## Given task:
Without altering anything, output the material below.

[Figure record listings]
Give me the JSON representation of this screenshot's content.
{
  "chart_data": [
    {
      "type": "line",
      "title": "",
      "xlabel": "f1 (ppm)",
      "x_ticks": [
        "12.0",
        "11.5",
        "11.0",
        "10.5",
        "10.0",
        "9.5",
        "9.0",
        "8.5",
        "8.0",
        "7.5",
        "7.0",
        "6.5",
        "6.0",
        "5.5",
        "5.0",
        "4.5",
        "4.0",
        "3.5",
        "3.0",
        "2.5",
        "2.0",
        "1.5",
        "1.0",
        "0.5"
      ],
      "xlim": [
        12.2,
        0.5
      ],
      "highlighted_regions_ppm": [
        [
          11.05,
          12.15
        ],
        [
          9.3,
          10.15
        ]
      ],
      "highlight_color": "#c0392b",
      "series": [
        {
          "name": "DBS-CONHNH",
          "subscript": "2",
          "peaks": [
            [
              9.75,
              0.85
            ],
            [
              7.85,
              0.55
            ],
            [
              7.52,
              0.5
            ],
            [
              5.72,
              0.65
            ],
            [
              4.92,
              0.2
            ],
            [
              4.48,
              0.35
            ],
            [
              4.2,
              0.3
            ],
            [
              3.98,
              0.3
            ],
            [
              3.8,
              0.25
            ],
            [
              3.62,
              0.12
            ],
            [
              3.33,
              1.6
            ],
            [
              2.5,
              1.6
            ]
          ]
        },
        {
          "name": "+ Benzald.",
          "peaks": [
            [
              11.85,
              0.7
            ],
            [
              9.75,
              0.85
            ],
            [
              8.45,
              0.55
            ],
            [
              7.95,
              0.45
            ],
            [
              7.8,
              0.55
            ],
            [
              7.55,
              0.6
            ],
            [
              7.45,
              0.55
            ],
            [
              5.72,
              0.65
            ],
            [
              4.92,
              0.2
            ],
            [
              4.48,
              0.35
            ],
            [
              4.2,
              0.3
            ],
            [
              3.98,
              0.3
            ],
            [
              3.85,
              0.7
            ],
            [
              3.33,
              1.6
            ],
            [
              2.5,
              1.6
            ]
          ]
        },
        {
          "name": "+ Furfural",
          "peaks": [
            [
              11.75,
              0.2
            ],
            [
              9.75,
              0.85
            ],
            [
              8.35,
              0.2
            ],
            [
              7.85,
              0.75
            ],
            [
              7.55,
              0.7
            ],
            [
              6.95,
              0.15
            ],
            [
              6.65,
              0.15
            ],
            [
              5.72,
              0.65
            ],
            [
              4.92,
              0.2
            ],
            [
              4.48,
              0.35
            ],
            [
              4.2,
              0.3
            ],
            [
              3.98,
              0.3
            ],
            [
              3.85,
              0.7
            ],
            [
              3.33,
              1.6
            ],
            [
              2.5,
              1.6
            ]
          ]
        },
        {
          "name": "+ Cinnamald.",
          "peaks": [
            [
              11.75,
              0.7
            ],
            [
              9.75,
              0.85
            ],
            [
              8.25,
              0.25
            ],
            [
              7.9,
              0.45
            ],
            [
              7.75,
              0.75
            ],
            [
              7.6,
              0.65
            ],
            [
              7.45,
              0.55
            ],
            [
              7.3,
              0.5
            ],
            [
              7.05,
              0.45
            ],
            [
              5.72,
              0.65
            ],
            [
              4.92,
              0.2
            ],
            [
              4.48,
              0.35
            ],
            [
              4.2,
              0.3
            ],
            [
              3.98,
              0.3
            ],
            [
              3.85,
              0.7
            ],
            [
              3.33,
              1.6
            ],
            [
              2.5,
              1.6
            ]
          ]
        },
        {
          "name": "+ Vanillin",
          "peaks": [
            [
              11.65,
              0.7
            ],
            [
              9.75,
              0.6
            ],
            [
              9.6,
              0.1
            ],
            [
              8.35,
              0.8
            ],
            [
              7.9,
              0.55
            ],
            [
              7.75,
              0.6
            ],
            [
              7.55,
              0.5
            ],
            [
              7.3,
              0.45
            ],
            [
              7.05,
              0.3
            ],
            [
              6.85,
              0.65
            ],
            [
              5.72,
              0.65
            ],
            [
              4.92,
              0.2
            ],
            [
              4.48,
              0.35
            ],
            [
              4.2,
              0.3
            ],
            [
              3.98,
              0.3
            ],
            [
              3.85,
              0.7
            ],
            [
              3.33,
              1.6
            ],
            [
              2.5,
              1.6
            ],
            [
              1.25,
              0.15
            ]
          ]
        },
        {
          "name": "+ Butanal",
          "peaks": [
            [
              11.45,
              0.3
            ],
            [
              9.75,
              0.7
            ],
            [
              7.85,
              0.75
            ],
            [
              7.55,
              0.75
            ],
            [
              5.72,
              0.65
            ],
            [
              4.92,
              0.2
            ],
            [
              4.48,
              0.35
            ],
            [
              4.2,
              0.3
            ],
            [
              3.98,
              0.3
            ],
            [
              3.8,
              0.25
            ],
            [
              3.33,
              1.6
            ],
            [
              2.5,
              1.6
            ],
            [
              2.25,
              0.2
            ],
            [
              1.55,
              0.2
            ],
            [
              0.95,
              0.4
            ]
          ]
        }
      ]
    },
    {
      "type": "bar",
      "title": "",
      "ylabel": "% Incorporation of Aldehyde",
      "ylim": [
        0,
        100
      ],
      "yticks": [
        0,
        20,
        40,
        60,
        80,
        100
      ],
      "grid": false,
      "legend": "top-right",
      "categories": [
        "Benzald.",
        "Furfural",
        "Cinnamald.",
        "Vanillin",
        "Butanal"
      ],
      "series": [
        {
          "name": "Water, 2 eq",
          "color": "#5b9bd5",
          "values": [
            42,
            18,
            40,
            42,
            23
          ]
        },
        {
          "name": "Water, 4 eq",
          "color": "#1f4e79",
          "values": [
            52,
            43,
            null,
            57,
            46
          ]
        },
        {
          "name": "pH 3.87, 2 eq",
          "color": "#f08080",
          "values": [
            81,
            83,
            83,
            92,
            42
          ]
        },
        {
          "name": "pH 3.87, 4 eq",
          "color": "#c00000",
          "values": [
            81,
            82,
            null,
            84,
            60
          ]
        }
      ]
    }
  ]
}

## Full solution:
Give me the JSON representation of this screenshot's content.
{
  "chart_data": [
    {
      "type": "line",
      "title": "",
      "xlabel": "f1 (ppm)",
      "x_ticks": [
        "12.0",
        "11.5",
        "11.0",
        "10.5",
        "10.0",
        "9.5",
        "9.0",
        "8.5",
        "8.0",
        "7.5",
        "7.0",
        "6.5",
        "6.0",
        "5.5",
        "5.0",
        "4.5",
        "4.0",
        "3.5",
        "3.0",
        "2.5",
        "2.0",
        "1.5",
        "1.0",
        "0.5"
      ],
      "xlim": [
        12.2,
        0.5
      ],
      "highlighted_regions_ppm": [
        [
          11.05,
          12.15
        ],
        [
          9.3,
          10.15
        ]
      ],
      "highlight_color": "#c0392b",
      "series": [
        {
          "name": "DBS-CONHNH",
          "subscript": "2",
          "peaks": [
            [
              9.75,
              0.85
            ],
            [
              7.85,
              0.55
            ],
            [
              7.52,
              0.5
            ],
            [
              5.72,
              0.65
            ],
            [
              4.92,
              0.2
            ],
            [
              4.48,
              0.35
            ],
            [
              4.2,
              0.3
            ],
            [
              3.98,
              0.3
            ],
            [
              3.8,
              0.25
            ],
            [
              3.62,
              0.12
            ],
            [
              3.33,
              1.6
            ],
            [
              2.5,
              1.6
            ]
          ]
        },
        {
          "name": "+ Benzald.",
          "peaks": [
            [
              11.85,
              0.7
            ],
            [
              9.75,
              0.85
            ],
            [
              8.45,
              0.55
            ],
            [
              7.95,
              0.45
            ],
            [
              7.8,
              0.55
            ],
            [
              7.55,
              0.6
            ],
            [
              7.45,
              0.55
            ],
            [
              5.72,
              0.65
            ],
            [
              4.92,
              0.2
            ],
            [
              4.48,
              0.35
            ],
            [
              4.2,
              0.3
            ],
            [
              3.98,
              0.3
            ],
            [
              3.85,
              0.7
            ],
            [
              3.33,
              1.6
            ],
            [
              2.5,
              1.6
            ]
          ]
        },
        {
          "name": "+ Furfural",
          "peaks": [
            [
              11.75,
              0.2
            ],
            [
              9.75,
              0.85
            ],
            [
              8.35,
              0.2
            ],
            [
              7.85,
              0.75
            ],
            [
              7.55,
              0.7
            ],
            [
              6.95,
              0.15
            ],
            [
              6.65,
              0.15
            ],
            [
              5.72,
              0.65
            ],
            [
              4.92,
              0.2
            ],
            [
              4.48,
              0.35
            ],
            [
              4.2,
              0.3
            ],
            [
              3.98,
              0.3
            ],
            [
              3.85,
              0.7
            ],
            [
              3.33,
              1.6
            ],
            [
              2.5,
              1.6
            ]
          ]
        },
        {
          "name": "+ Cinnamald.",
          "peaks": [
            [
              11.75,
              0.7
            ],
            [
              9.75,
              0.85
            ],
            [
              8.25,
              0.25
            ],
            [
              7.9,
              0.45
            ],
            [
              7.75,
              0.75
            ],
            [
              7.6,
              0.65
            ],
            [
              7.45,
              0.55
            ],
            [
              7.3,
              0.5
            ],
            [
              7.05,
              0.45
            ],
            [
              5.72,
              0.65
            ],
            [
              4.92,
              0.2
            ],
            [
              4.48,
              0.35
            ],
            [
              4.2,
              0.3
            ],
            [
              3.98,
              0.3
            ],
            [
              3.85,
              0.7
            ],
            [
              3.33,
              1.6
            ],
            [
              2.5,
              1.6
            ]
          ]
        },
        {
          "name": "+ Vanillin",
          "peaks": [
            [
              11.65,
              0.7
            ],
            [
              9.75,
              0.6
            ],
            [
              9.6,
              0.1
            ],
            [
              8.35,
              0.8
            ],
            [
              7.9,
              0.55
            ],
            [
              7.75,
              0.6
            ],
            [
              7.55,
              0.5
            ],
            [
              7.3,
              0.45
            ],
            [
              7.05,
              0.3
            ],
            [
              6.85,
              0.65
            ],
            [
              5.72,
              0.65
            ],
            [
              4.92,
              0.2
            ],
            [
              4.48,
              0.35
            ],
            [
              4.2,
              0.3
            ],
            [
              3.98,
              0.3
            ],
            [
              3.85,
              0.7
            ],
            [
              3.33,
              1.6
            ],
            [
              2.5,
              1.6
            ],
            [
              1.25,
              0.15
            ]
          ]
        },
        {
          "name": "+ Butanal",
          "peaks": [
            [
              11.45,
              0.3
            ],
            [
              9.75,
              0.7
            ],
            [
              7.85,
              0.75
            ],
            [
              7.55,
              0.75
            ],
            [
              5.72,
              0.65
            ],
            [
              4.92,
              0.2
            ],
            [
              4.48,
              0.35
            ],
            [
              4.2,
              0.3
            ],
            [
              3.98,
              0.3
            ],
            [
              3.8,
              0.25
            ],
            [
              3.33,
              1.6
            ],
            [
              2.5,
              1.6
            ],
            [
              2.25,
              0.2
            ],
            [
              1.55,
              0.2
            ],
            [
              0.95,
              0.4
            ]
          ]
        }
      ]
    },
    {
      "type": "bar",
      "title": "",
      "ylabel": "% Incorporation of Aldehyde",
      "ylim": [
        0,
        100
      ],
      "yticks": [
        0,
        20,
        40,
        60,
        80,
        100
      ],
      "grid": false,
      "legend": "top-right",
      "categories": [
        "Benzald.",
        "Furfural",
        "Cinnamald.",
        "Vanillin",
        "Butanal"
      ],
      "series": [
        {
          "name": "Water, 2 eq",
          "color": "#5b9bd5",
          "values": [
            42,
            18,
            40,
            42,
            23
          ]
        },
        {
          "name": "Water, 4 eq",
          "color": "#1f4e79",
          "values": [
            52,
            43,
            null,
            57,
            46
          ]
        },
        {
          "name": "pH 3.87, 2 eq",
          "color": "#f08080",
          "values": [
            81,
            83,
            83,
            92,
            42
          ]
        },
        {
          "name": "pH 3.87, 4 eq",
          "color": "#c00000",
          "values": [
            81,
            82,
            null,
            84,
            60
          ]
        }
      ]
    }
  ]
}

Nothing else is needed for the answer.